_TASK BRIEF_
Omit the pictures from the entries below and retype everything else exactly.
───── PROVIDED ENTRIES
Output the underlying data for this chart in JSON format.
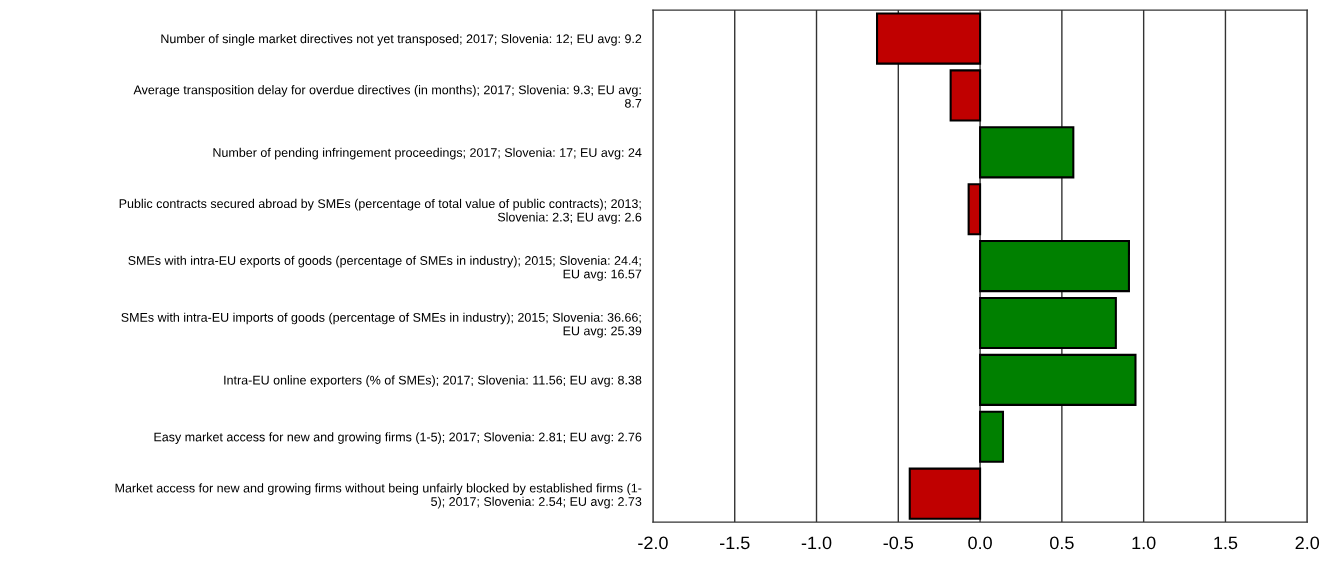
{
  "chart_data": {
    "type": "bar",
    "orientation": "horizontal",
    "categories": [
      "Number of single market directives not yet transposed; 2017; Slovenia: 12; EU avg: 9.2",
      "Average transposition delay for overdue directives (in months); 2017; Slovenia: 9.3; EU avg:\n8.7",
      "Number of pending infringement proceedings; 2017; Slovenia: 17; EU avg: 24",
      "Public contracts secured abroad by SMEs (percentage of total value of public contracts); 2013;\nSlovenia: 2.3; EU avg: 2.6",
      "SMEs with intra-EU exports of goods (percentage of SMEs in industry); 2015; Slovenia: 24.4;\nEU avg: 16.57",
      "SMEs with intra-EU imports of goods (percentage of SMEs in industry); 2015; Slovenia: 36.66;\nEU avg: 25.39",
      "Intra-EU online exporters (% of SMEs); 2017; Slovenia: 11.56; EU avg: 8.38",
      "Easy market access for new and growing firms (1-5); 2017; Slovenia: 2.81; EU avg: 2.76",
      "Market access for new and growing firms without being unfairly blocked by established firms (1-\n5); 2017; Slovenia: 2.54; EU avg: 2.73"
    ],
    "values": [
      -0.63,
      -0.18,
      0.57,
      -0.07,
      0.91,
      0.83,
      0.95,
      0.14,
      -0.43
    ],
    "colors": [
      "#c00000",
      "#c00000",
      "#008000",
      "#c00000",
      "#008000",
      "#008000",
      "#008000",
      "#008000",
      "#c00000"
    ],
    "xlim": [
      -2.0,
      2.0
    ],
    "xticks": [
      {
        "value": -2.0,
        "label": "-2.0"
      },
      {
        "value": -1.5,
        "label": "-1.5"
      },
      {
        "value": -1.0,
        "label": "-1.0"
      },
      {
        "value": -0.5,
        "label": "-0.5"
      },
      {
        "value": 0.0,
        "label": "0.0"
      },
      {
        "value": 0.5,
        "label": "0.5"
      },
      {
        "value": 1.0,
        "label": "1.0"
      },
      {
        "value": 1.5,
        "label": "1.5"
      },
      {
        "value": 2.0,
        "label": "2.0"
      }
    ],
    "grid": "x",
    "legend": false
  }
}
──────────
_OUTPUT FOR THIS TASK_
Output the underlying data for this chart in JSON format.
{
  "chart_data": {
    "type": "bar",
    "orientation": "horizontal",
    "categories": [
      "Number of single market directives not yet transposed; 2017; Slovenia: 12; EU avg: 9.2",
      "Average transposition delay for overdue directives (in months); 2017; Slovenia: 9.3; EU avg:\n8.7",
      "Number of pending infringement proceedings; 2017; Slovenia: 17; EU avg: 24",
      "Public contracts secured abroad by SMEs (percentage of total value of public contracts); 2013;\nSlovenia: 2.3; EU avg: 2.6",
      "SMEs with intra-EU exports of goods (percentage of SMEs in industry); 2015; Slovenia: 24.4;\nEU avg: 16.57",
      "SMEs with intra-EU imports of goods (percentage of SMEs in industry); 2015; Slovenia: 36.66;\nEU avg: 25.39",
      "Intra-EU online exporters (% of SMEs); 2017; Slovenia: 11.56; EU avg: 8.38",
      "Easy market access for new and growing firms (1-5); 2017; Slovenia: 2.81; EU avg: 2.76",
      "Market access for new and growing firms without being unfairly blocked by established firms (1-\n5); 2017; Slovenia: 2.54; EU avg: 2.73"
    ],
    "values": [
      -0.63,
      -0.18,
      0.57,
      -0.07,
      0.91,
      0.83,
      0.95,
      0.14,
      -0.43
    ],
    "colors": [
      "#c00000",
      "#c00000",
      "#008000",
      "#c00000",
      "#008000",
      "#008000",
      "#008000",
      "#008000",
      "#c00000"
    ],
    "xlim": [
      -2.0,
      2.0
    ],
    "xticks": [
      {
        "value": -2.0,
        "label": "-2.0"
      },
      {
        "value": -1.5,
        "label": "-1.5"
      },
      {
        "value": -1.0,
        "label": "-1.0"
      },
      {
        "value": -0.5,
        "label": "-0.5"
      },
      {
        "value": 0.0,
        "label": "0.0"
      },
      {
        "value": 0.5,
        "label": "0.5"
      },
      {
        "value": 1.0,
        "label": "1.0"
      },
      {
        "value": 1.5,
        "label": "1.5"
      },
      {
        "value": 2.0,
        "label": "2.0"
      }
    ],
    "grid": "x",
    "legend": false
  }
}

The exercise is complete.